§ **EXERCISE DETAILS**
For the data that follows, report how many lines contain the word "icon", and nothing else.

:: GIVEN DATA

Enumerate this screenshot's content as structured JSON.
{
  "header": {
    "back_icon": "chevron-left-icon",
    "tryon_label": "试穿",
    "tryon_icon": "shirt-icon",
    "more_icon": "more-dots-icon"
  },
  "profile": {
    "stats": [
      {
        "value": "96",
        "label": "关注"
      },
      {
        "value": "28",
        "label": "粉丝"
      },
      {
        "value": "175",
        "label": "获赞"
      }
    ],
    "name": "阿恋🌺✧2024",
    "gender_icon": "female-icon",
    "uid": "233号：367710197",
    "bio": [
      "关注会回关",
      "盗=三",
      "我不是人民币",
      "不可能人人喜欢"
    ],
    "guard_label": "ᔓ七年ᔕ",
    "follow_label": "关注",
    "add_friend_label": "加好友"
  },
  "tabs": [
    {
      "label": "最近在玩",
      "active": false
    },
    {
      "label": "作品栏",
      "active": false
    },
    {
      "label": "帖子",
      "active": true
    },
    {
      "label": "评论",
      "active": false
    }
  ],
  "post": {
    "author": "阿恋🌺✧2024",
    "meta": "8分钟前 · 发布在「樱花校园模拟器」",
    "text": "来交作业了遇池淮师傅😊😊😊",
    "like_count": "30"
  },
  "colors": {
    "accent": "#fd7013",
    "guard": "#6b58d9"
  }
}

::::

§ **THE REPLY**
4